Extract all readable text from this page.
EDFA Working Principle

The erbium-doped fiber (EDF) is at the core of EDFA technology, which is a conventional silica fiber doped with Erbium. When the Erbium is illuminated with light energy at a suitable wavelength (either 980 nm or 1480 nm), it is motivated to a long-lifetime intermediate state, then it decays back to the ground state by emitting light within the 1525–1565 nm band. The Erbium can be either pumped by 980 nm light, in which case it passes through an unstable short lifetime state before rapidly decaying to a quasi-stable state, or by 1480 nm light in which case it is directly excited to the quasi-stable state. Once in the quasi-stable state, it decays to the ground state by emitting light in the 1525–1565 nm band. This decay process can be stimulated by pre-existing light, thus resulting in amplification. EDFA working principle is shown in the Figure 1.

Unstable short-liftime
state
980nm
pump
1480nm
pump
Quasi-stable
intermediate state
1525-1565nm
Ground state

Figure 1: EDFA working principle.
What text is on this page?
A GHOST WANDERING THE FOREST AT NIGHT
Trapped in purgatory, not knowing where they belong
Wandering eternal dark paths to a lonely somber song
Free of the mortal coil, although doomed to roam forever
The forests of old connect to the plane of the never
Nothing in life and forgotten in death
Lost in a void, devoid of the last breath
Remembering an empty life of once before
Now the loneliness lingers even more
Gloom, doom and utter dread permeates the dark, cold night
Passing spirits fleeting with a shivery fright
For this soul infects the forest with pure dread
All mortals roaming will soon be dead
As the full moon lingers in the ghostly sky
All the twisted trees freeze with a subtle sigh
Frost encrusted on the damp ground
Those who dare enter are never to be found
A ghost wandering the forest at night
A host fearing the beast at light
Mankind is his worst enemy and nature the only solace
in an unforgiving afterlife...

======

| What you will do |
Please output every record, keeping each line exact.

| Complete output |
Extract all readable text from this page.
EDFA Working Principle

The erbium-doped fiber (EDF) is at the core of EDFA technology, which is a conventional silica fiber doped with Erbium. When the Erbium is illuminated with light energy at a suitable wavelength (either 980 nm or 1480 nm), it is motivated to a long-lifetime intermediate state, then it decays back to the ground state by emitting light within the 1525–1565 nm band. The Erbium can be either pumped by 980 nm light, in which case it passes through an unstable short lifetime state before rapidly decaying to a quasi-stable state, or by 1480 nm light in which case it is directly excited to the quasi-stable state. Once in the quasi-stable state, it decays to the ground state by emitting light in the 1525–1565 nm band. This decay process can be stimulated by pre-existing light, thus resulting in amplification. EDFA working principle is shown in the Figure 1.

Unstable short-liftime
state
980nm
pump
1480nm
pump
Quasi-stable
intermediate state
1525-1565nm
Ground state

Figure 1: EDFA working principle.
What text is on this page?
A GHOST WANDERING THE FOREST AT NIGHT
Trapped in purgatory, not knowing where they belong
Wandering eternal dark paths to a lonely somber song
Free of the mortal coil, although doomed to roam forever
The forests of old connect to the plane of the never
Nothing in life and forgotten in death
Lost in a void, devoid of the last breath
Remembering an empty life of once before
Now the loneliness lingers even more
Gloom, doom and utter dread permeates the dark, cold night
Passing spirits fleeting with a shivery fright
For this soul infects the forest with pure dread
All mortals roaming will soon be dead
As the full moon lingers in the ghostly sky
All the twisted trees freeze with a subtle sigh
Frost encrusted on the damp ground
Those who dare enter are never to be found
A ghost wandering the forest at night
A host fearing the beast at light
Mankind is his worst enemy and nature the only solace
in an unforgiving afterlife...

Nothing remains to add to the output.